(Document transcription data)

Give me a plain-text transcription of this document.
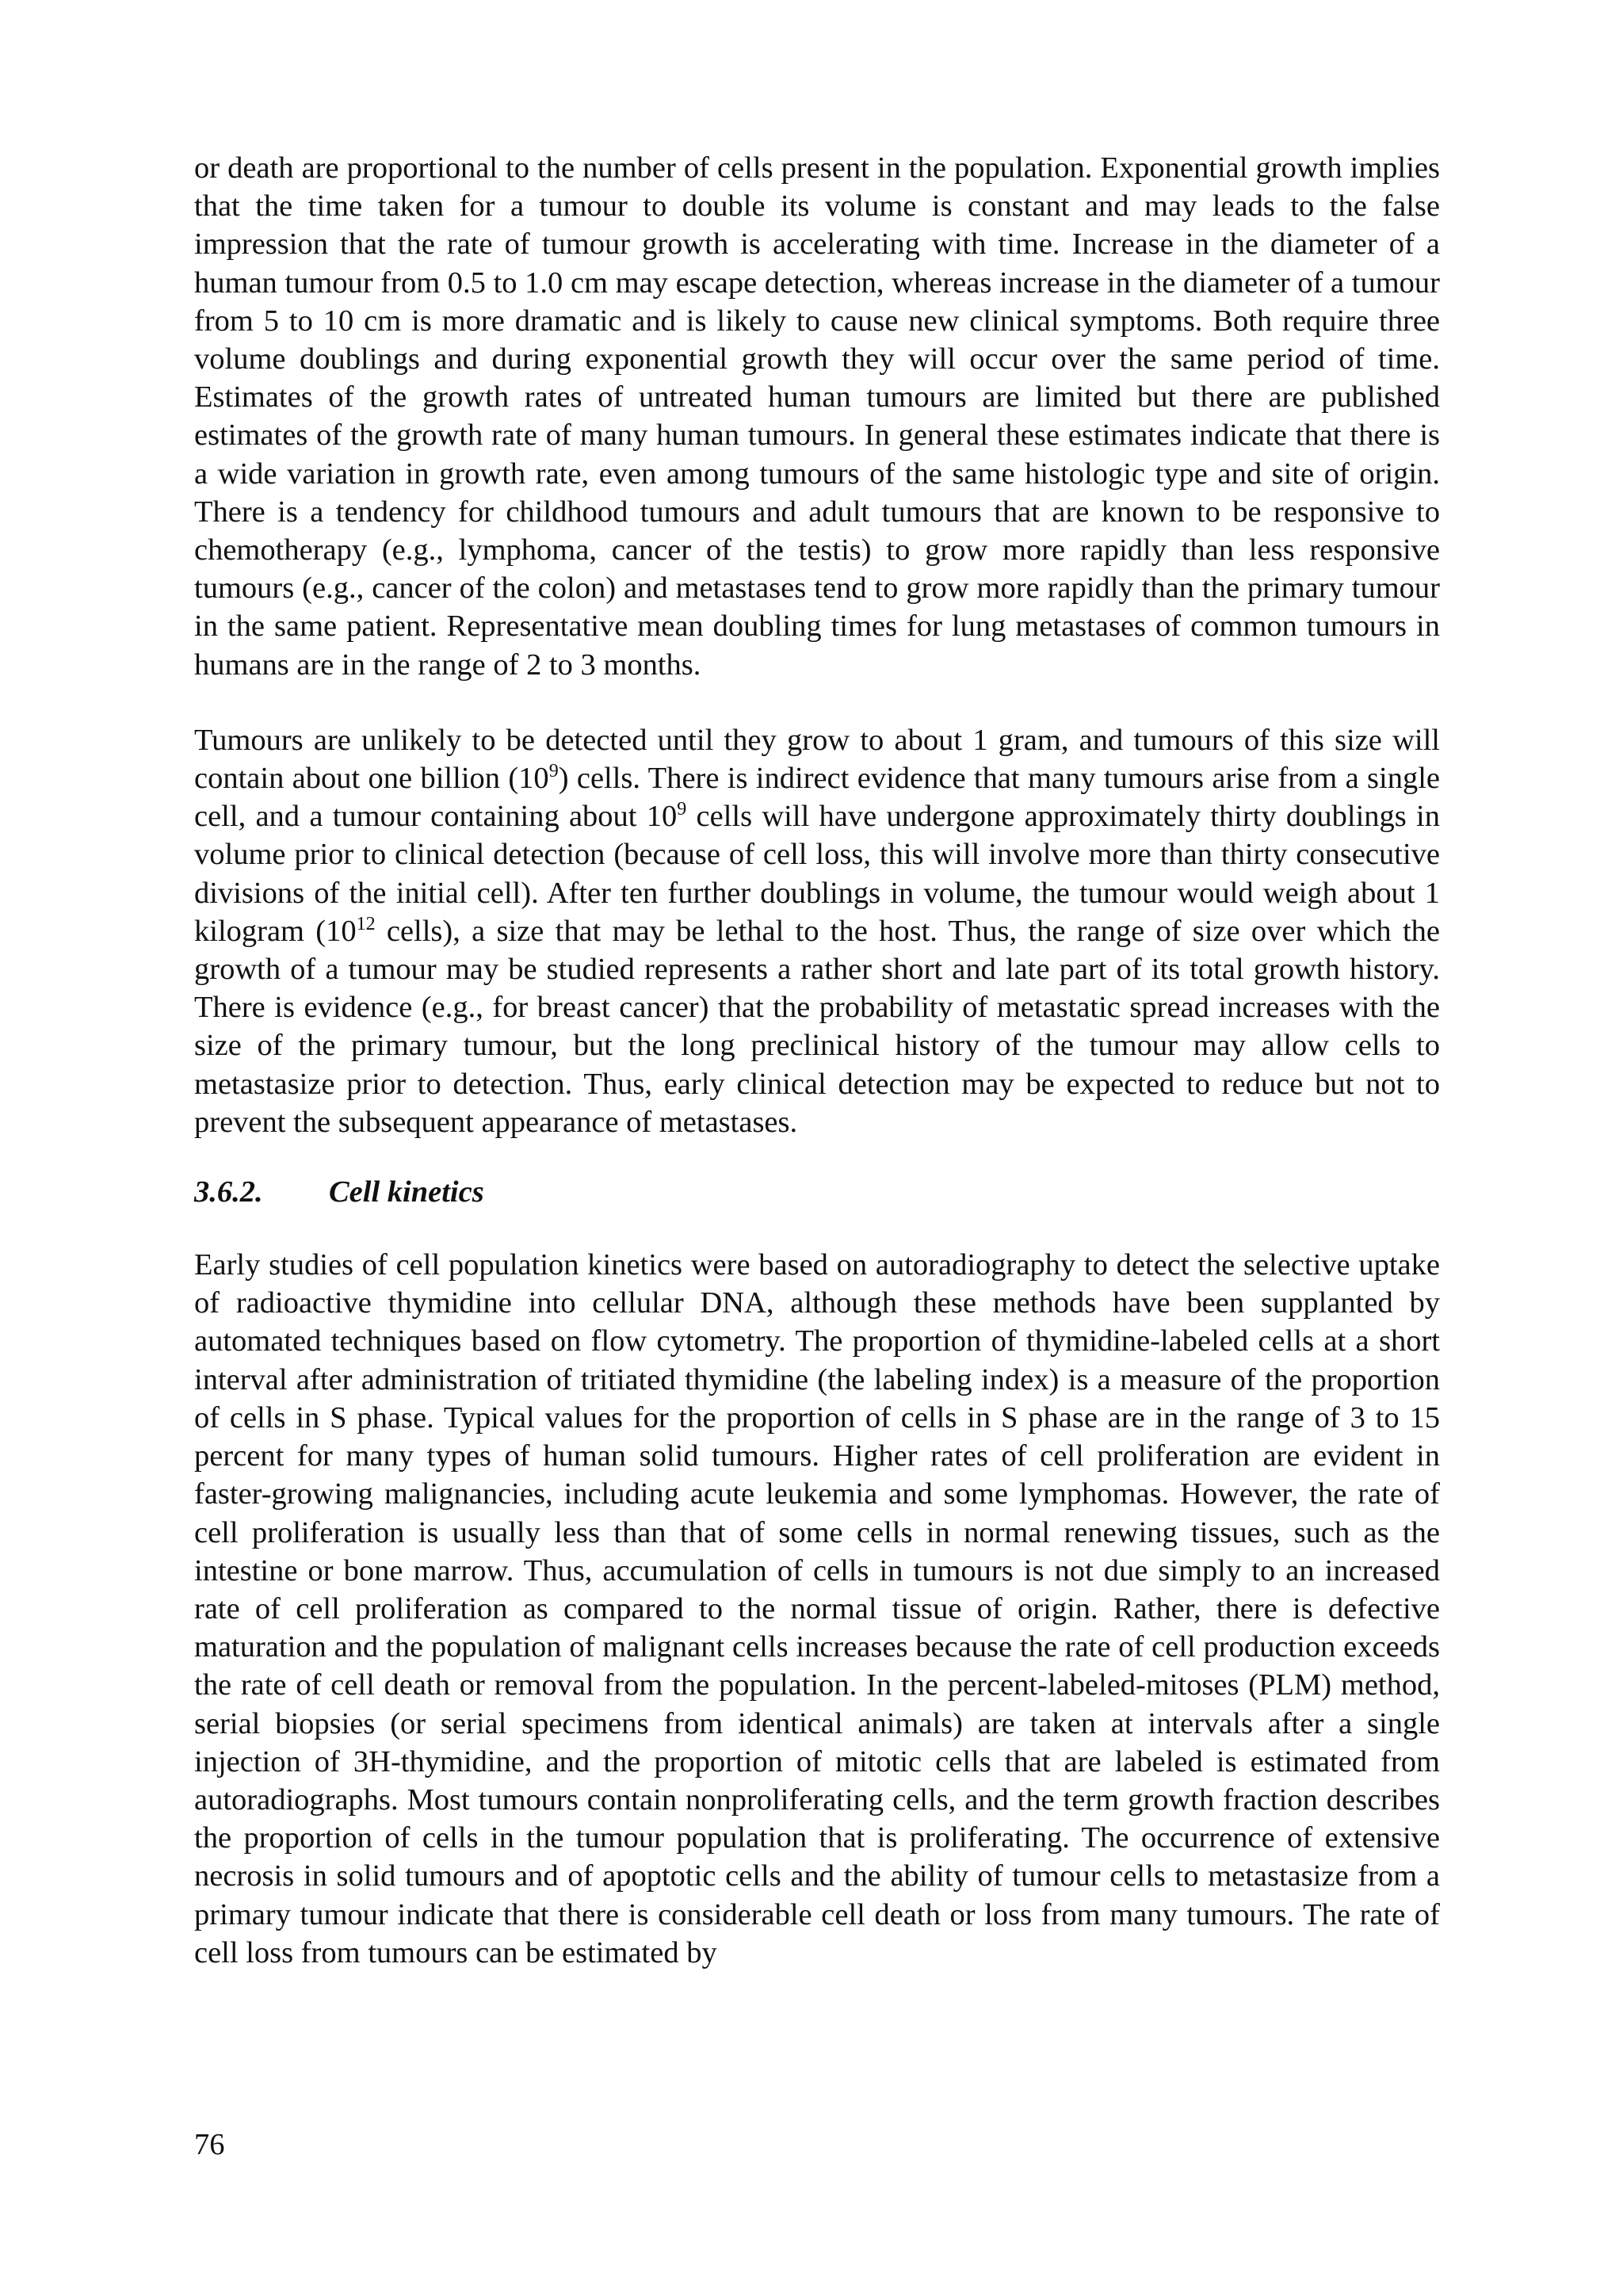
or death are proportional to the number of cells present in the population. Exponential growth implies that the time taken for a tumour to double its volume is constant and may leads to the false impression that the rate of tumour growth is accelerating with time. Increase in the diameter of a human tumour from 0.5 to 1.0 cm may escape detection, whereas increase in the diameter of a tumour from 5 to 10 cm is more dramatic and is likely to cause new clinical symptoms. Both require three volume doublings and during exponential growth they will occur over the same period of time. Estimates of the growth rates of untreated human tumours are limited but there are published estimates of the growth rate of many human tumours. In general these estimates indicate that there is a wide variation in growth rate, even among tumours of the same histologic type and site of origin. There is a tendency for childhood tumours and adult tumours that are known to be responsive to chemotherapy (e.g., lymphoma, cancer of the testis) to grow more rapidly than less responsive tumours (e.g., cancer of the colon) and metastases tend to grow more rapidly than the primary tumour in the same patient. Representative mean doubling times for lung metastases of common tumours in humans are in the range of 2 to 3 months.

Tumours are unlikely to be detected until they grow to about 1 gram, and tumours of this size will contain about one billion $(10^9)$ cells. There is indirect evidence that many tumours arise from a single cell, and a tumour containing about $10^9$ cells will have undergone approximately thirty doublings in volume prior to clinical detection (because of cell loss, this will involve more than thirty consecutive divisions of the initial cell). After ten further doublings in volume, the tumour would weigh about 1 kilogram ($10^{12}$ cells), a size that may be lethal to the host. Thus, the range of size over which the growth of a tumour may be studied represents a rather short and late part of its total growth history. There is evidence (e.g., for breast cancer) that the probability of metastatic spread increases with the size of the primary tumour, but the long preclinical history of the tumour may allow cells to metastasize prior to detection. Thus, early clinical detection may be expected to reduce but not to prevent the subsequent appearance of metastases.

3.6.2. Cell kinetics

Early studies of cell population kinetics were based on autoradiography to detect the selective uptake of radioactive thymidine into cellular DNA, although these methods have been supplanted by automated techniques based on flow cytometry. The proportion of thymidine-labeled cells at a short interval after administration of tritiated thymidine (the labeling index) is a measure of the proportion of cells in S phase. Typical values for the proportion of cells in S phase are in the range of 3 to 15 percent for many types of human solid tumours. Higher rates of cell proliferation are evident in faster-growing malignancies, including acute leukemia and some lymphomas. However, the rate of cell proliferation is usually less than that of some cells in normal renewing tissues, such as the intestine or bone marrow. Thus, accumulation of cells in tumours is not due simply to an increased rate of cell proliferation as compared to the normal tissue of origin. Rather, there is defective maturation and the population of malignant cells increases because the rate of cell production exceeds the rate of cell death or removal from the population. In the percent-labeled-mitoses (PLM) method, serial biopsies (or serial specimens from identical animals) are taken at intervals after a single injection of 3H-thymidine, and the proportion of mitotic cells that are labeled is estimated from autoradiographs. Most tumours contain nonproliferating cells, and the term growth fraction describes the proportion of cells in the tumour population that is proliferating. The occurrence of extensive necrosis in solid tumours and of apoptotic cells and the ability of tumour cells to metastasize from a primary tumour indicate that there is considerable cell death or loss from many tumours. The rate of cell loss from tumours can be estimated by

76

- **What is required**: Each of the entries above must be output exactly, with none of the pictures.

- **Answer space**:
Give me a plain-text transcription of this document.
or death are proportional to the number of cells present in the population. Exponential growth implies that the time taken for a tumour to double its volume is constant and may leads to the false impression that the rate of tumour growth is accelerating with time. Increase in the diameter of a human tumour from 0.5 to 1.0 cm may escape detection, whereas increase in the diameter of a tumour from 5 to 10 cm is more dramatic and is likely to cause new clinical symptoms. Both require three volume doublings and during exponential growth they will occur over the same period of time. Estimates of the growth rates of untreated human tumours are limited but there are published estimates of the growth rate of many human tumours. In general these estimates indicate that there is a wide variation in growth rate, even among tumours of the same histologic type and site of origin. There is a tendency for childhood tumours and adult tumours that are known to be responsive to chemotherapy (e.g., lymphoma, cancer of the testis) to grow more rapidly than less responsive tumours (e.g., cancer of the colon) and metastases tend to grow more rapidly than the primary tumour in the same patient. Representative mean doubling times for lung metastases of common tumours in humans are in the range of 2 to 3 months.

Tumours are unlikely to be detected until they grow to about 1 gram, and tumours of this size will contain about one billion $(10^9)$ cells. There is indirect evidence that many tumours arise from a single cell, and a tumour containing about $10^9$ cells will have undergone approximately thirty doublings in volume prior to clinical detection (because of cell loss, this will involve more than thirty consecutive divisions of the initial cell). After ten further doublings in volume, the tumour would weigh about 1 kilogram ($10^{12}$ cells), a size that may be lethal to the host. Thus, the range of size over which the growth of a tumour may be studied represents a rather short and late part of its total growth history. There is evidence (e.g., for breast cancer) that the probability of metastatic spread increases with the size of the primary tumour, but the long preclinical history of the tumour may allow cells to metastasize prior to detection. Thus, early clinical detection may be expected to reduce but not to prevent the subsequent appearance of metastases.

3.6.2. Cell kinetics

Early studies of cell population kinetics were based on autoradiography to detect the selective uptake of radioactive thymidine into cellular DNA, although these methods have been supplanted by automated techniques based on flow cytometry. The proportion of thymidine-labeled cells at a short interval after administration of tritiated thymidine (the labeling index) is a measure of the proportion of cells in S phase. Typical values for the proportion of cells in S phase are in the range of 3 to 15 percent for many types of human solid tumours. Higher rates of cell proliferation are evident in faster-growing malignancies, including acute leukemia and some lymphomas. However, the rate of cell proliferation is usually less than that of some cells in normal renewing tissues, such as the intestine or bone marrow. Thus, accumulation of cells in tumours is not due simply to an increased rate of cell proliferation as compared to the normal tissue of origin. Rather, there is defective maturation and the population of malignant cells increases because the rate of cell production exceeds the rate of cell death or removal from the population. In the percent-labeled-mitoses (PLM) method, serial biopsies (or serial specimens from identical animals) are taken at intervals after a single injection of 3H-thymidine, and the proportion of mitotic cells that are labeled is estimated from autoradiographs. Most tumours contain nonproliferating cells, and the term growth fraction describes the proportion of cells in the tumour population that is proliferating. The occurrence of extensive necrosis in solid tumours and of apoptotic cells and the ability of tumour cells to metastasize from a primary tumour indicate that there is considerable cell death or loss from many tumours. The rate of cell loss from tumours can be estimated by

76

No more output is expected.